GIVEN RECORDS.
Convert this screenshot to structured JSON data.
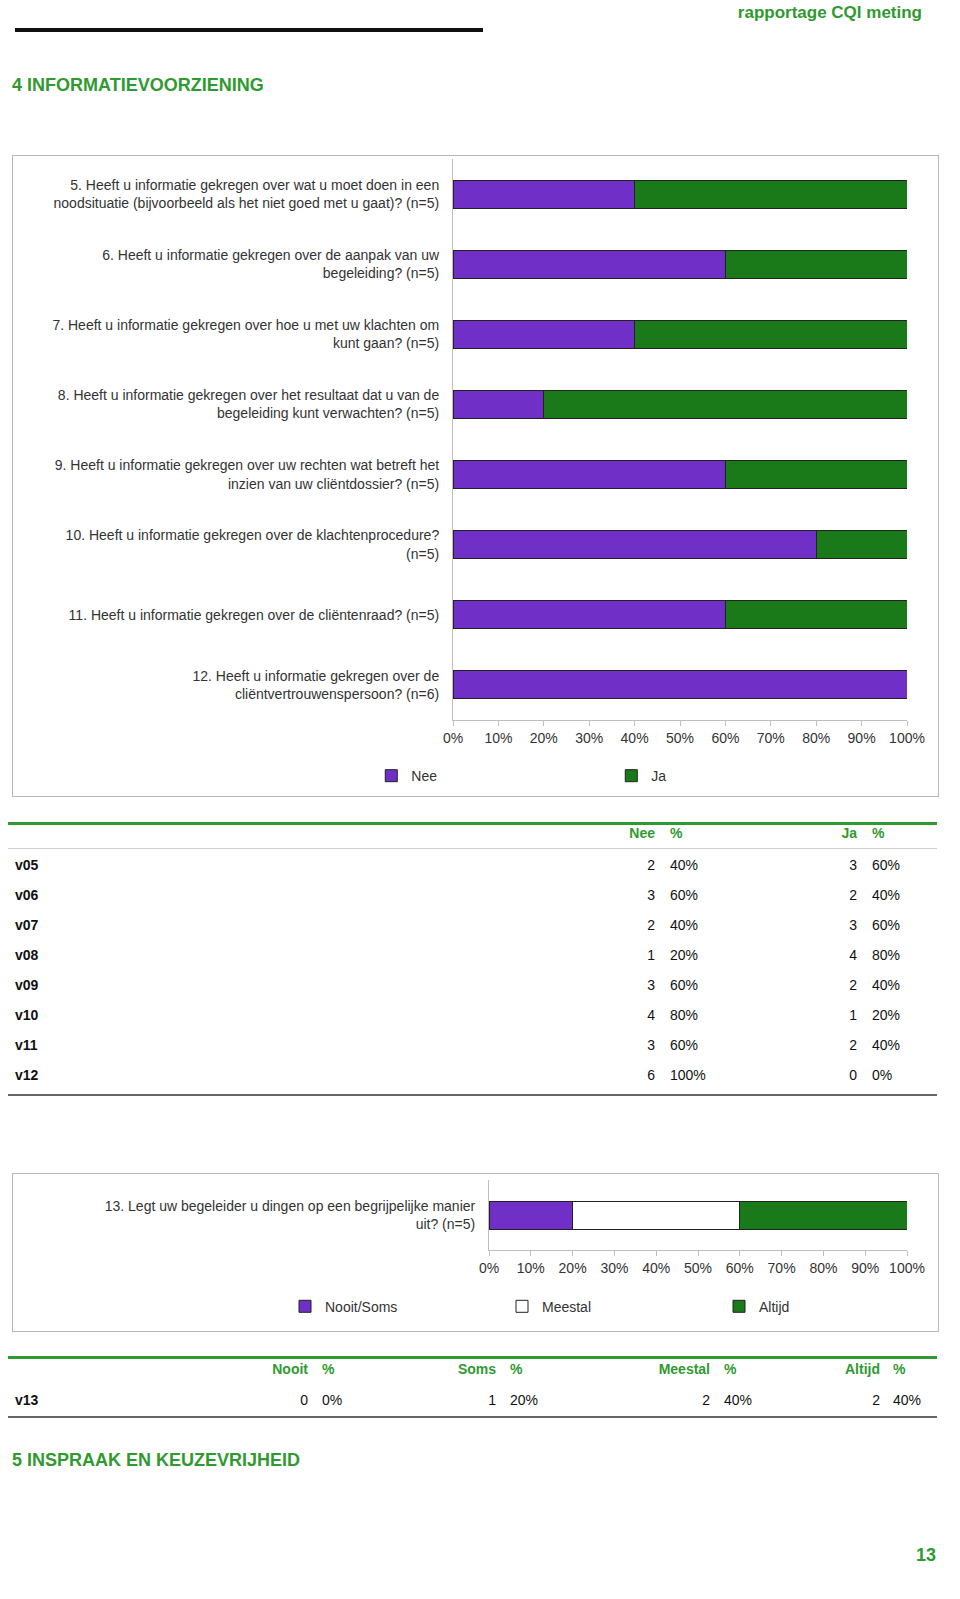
{
  "header": {
    "title": "rapportage CQI meting"
  },
  "section_title": "4 INFORMATIEVOORZIENING",
  "chart_data": [
    {
      "type": "bar",
      "orientation": "horizontal",
      "stacked": true,
      "legend": "bottom",
      "categories": [
        "5. Heeft u informatie gekregen over wat u moet doen in een noodsituatie (bijvoorbeeld als het niet goed met u gaat)? (n=5)",
        "6. Heeft u informatie gekregen over de aanpak van uw begeleiding? (n=5)",
        "7. Heeft u informatie gekregen over hoe u met uw klachten om kunt gaan? (n=5)",
        "8. Heeft u informatie gekregen over het resultaat dat u van de begeleiding kunt verwachten? (n=5)",
        "9. Heeft u informatie gekregen over uw rechten wat betreft het inzien van uw cliëntdossier? (n=5)",
        "10. Heeft u informatie gekregen over de klachtenprocedure? (n=5)",
        "11. Heeft u informatie gekregen over de cliëntenraad? (n=5)",
        "12. Heeft u informatie gekregen over de cliëntvertrouwenspersoon? (n=6)"
      ],
      "series": [
        {
          "name": "Nee",
          "color": "#7030c8",
          "values": [
            40,
            60,
            40,
            20,
            60,
            80,
            60,
            100
          ]
        },
        {
          "name": "Ja",
          "color": "#1a7a1a",
          "values": [
            60,
            40,
            60,
            80,
            40,
            20,
            40,
            0
          ]
        }
      ],
      "xlim": [
        0,
        100
      ],
      "xticks": [
        {
          "value": 0,
          "label": "0%"
        },
        {
          "value": 10,
          "label": "10%"
        },
        {
          "value": 20,
          "label": "20%"
        },
        {
          "value": 30,
          "label": "30%"
        },
        {
          "value": 40,
          "label": "40%"
        },
        {
          "value": 50,
          "label": "50%"
        },
        {
          "value": 60,
          "label": "60%"
        },
        {
          "value": 70,
          "label": "70%"
        },
        {
          "value": 80,
          "label": "80%"
        },
        {
          "value": 90,
          "label": "90%"
        },
        {
          "value": 100,
          "label": "100%"
        }
      ]
    },
    {
      "type": "bar",
      "orientation": "horizontal",
      "stacked": true,
      "legend": "bottom",
      "categories": [
        "13. Legt uw begeleider u dingen op een begrijpelijke manier uit? (n=5)"
      ],
      "series": [
        {
          "name": "Nooit/Soms",
          "color": "#7030c8",
          "values": [
            20
          ]
        },
        {
          "name": "Meestal",
          "color": "#ffffff",
          "values": [
            40
          ]
        },
        {
          "name": "Altijd",
          "color": "#1a7a1a",
          "values": [
            40
          ]
        }
      ],
      "xlim": [
        0,
        100
      ],
      "xticks": [
        {
          "value": 0,
          "label": "0%"
        },
        {
          "value": 10,
          "label": "10%"
        },
        {
          "value": 20,
          "label": "20%"
        },
        {
          "value": 30,
          "label": "30%"
        },
        {
          "value": 40,
          "label": "40%"
        },
        {
          "value": 50,
          "label": "50%"
        },
        {
          "value": 60,
          "label": "60%"
        },
        {
          "value": 70,
          "label": "70%"
        },
        {
          "value": 80,
          "label": "80%"
        },
        {
          "value": 90,
          "label": "90%"
        },
        {
          "value": 100,
          "label": "100%"
        }
      ]
    }
  ],
  "tables": [
    {
      "header": [
        "Nee",
        "%",
        "Ja",
        "%"
      ],
      "rows": [
        {
          "label": "v05",
          "cells": [
            "2",
            "40%",
            "3",
            "60%"
          ]
        },
        {
          "label": "v06",
          "cells": [
            "3",
            "60%",
            "2",
            "40%"
          ]
        },
        {
          "label": "v07",
          "cells": [
            "2",
            "40%",
            "3",
            "60%"
          ]
        },
        {
          "label": "v08",
          "cells": [
            "1",
            "20%",
            "4",
            "80%"
          ]
        },
        {
          "label": "v09",
          "cells": [
            "3",
            "60%",
            "2",
            "40%"
          ]
        },
        {
          "label": "v10",
          "cells": [
            "4",
            "80%",
            "1",
            "20%"
          ]
        },
        {
          "label": "v11",
          "cells": [
            "3",
            "60%",
            "2",
            "40%"
          ]
        },
        {
          "label": "v12",
          "cells": [
            "6",
            "100%",
            "0",
            "0%"
          ]
        }
      ]
    },
    {
      "header": [
        "Nooit",
        "%",
        "Soms",
        "%",
        "Meestal",
        "%",
        "Altijd",
        "%"
      ],
      "rows": [
        {
          "label": "v13",
          "cells": [
            "0",
            "0%",
            "1",
            "20%",
            "2",
            "40%",
            "2",
            "40%"
          ]
        }
      ]
    }
  ],
  "next_section_title": "5 INSPRAAK EN KEUZEVRIJHEID",
  "page_number": "13"
}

TASK DIRECTIONS. Reproduce each line exactly as it appears, omitting the pictures.

RESULT BELOW.
Convert this screenshot to structured JSON data.
{
  "header": {
    "title": "rapportage CQI meting"
  },
  "section_title": "4 INFORMATIEVOORZIENING",
  "chart_data": [
    {
      "type": "bar",
      "orientation": "horizontal",
      "stacked": true,
      "legend": "bottom",
      "categories": [
        "5. Heeft u informatie gekregen over wat u moet doen in een noodsituatie (bijvoorbeeld als het niet goed met u gaat)? (n=5)",
        "6. Heeft u informatie gekregen over de aanpak van uw begeleiding? (n=5)",
        "7. Heeft u informatie gekregen over hoe u met uw klachten om kunt gaan? (n=5)",
        "8. Heeft u informatie gekregen over het resultaat dat u van de begeleiding kunt verwachten? (n=5)",
        "9. Heeft u informatie gekregen over uw rechten wat betreft het inzien van uw cliëntdossier? (n=5)",
        "10. Heeft u informatie gekregen over de klachtenprocedure? (n=5)",
        "11. Heeft u informatie gekregen over de cliëntenraad? (n=5)",
        "12. Heeft u informatie gekregen over de cliëntvertrouwenspersoon? (n=6)"
      ],
      "series": [
        {
          "name": "Nee",
          "color": "#7030c8",
          "values": [
            40,
            60,
            40,
            20,
            60,
            80,
            60,
            100
          ]
        },
        {
          "name": "Ja",
          "color": "#1a7a1a",
          "values": [
            60,
            40,
            60,
            80,
            40,
            20,
            40,
            0
          ]
        }
      ],
      "xlim": [
        0,
        100
      ],
      "xticks": [
        {
          "value": 0,
          "label": "0%"
        },
        {
          "value": 10,
          "label": "10%"
        },
        {
          "value": 20,
          "label": "20%"
        },
        {
          "value": 30,
          "label": "30%"
        },
        {
          "value": 40,
          "label": "40%"
        },
        {
          "value": 50,
          "label": "50%"
        },
        {
          "value": 60,
          "label": "60%"
        },
        {
          "value": 70,
          "label": "70%"
        },
        {
          "value": 80,
          "label": "80%"
        },
        {
          "value": 90,
          "label": "90%"
        },
        {
          "value": 100,
          "label": "100%"
        }
      ]
    },
    {
      "type": "bar",
      "orientation": "horizontal",
      "stacked": true,
      "legend": "bottom",
      "categories": [
        "13. Legt uw begeleider u dingen op een begrijpelijke manier uit? (n=5)"
      ],
      "series": [
        {
          "name": "Nooit/Soms",
          "color": "#7030c8",
          "values": [
            20
          ]
        },
        {
          "name": "Meestal",
          "color": "#ffffff",
          "values": [
            40
          ]
        },
        {
          "name": "Altijd",
          "color": "#1a7a1a",
          "values": [
            40
          ]
        }
      ],
      "xlim": [
        0,
        100
      ],
      "xticks": [
        {
          "value": 0,
          "label": "0%"
        },
        {
          "value": 10,
          "label": "10%"
        },
        {
          "value": 20,
          "label": "20%"
        },
        {
          "value": 30,
          "label": "30%"
        },
        {
          "value": 40,
          "label": "40%"
        },
        {
          "value": 50,
          "label": "50%"
        },
        {
          "value": 60,
          "label": "60%"
        },
        {
          "value": 70,
          "label": "70%"
        },
        {
          "value": 80,
          "label": "80%"
        },
        {
          "value": 90,
          "label": "90%"
        },
        {
          "value": 100,
          "label": "100%"
        }
      ]
    }
  ],
  "tables": [
    {
      "header": [
        "Nee",
        "%",
        "Ja",
        "%"
      ],
      "rows": [
        {
          "label": "v05",
          "cells": [
            "2",
            "40%",
            "3",
            "60%"
          ]
        },
        {
          "label": "v06",
          "cells": [
            "3",
            "60%",
            "2",
            "40%"
          ]
        },
        {
          "label": "v07",
          "cells": [
            "2",
            "40%",
            "3",
            "60%"
          ]
        },
        {
          "label": "v08",
          "cells": [
            "1",
            "20%",
            "4",
            "80%"
          ]
        },
        {
          "label": "v09",
          "cells": [
            "3",
            "60%",
            "2",
            "40%"
          ]
        },
        {
          "label": "v10",
          "cells": [
            "4",
            "80%",
            "1",
            "20%"
          ]
        },
        {
          "label": "v11",
          "cells": [
            "3",
            "60%",
            "2",
            "40%"
          ]
        },
        {
          "label": "v12",
          "cells": [
            "6",
            "100%",
            "0",
            "0%"
          ]
        }
      ]
    },
    {
      "header": [
        "Nooit",
        "%",
        "Soms",
        "%",
        "Meestal",
        "%",
        "Altijd",
        "%"
      ],
      "rows": [
        {
          "label": "v13",
          "cells": [
            "0",
            "0%",
            "1",
            "20%",
            "2",
            "40%",
            "2",
            "40%"
          ]
        }
      ]
    }
  ],
  "next_section_title": "5 INSPRAAK EN KEUZEVRIJHEID",
  "page_number": "13"
}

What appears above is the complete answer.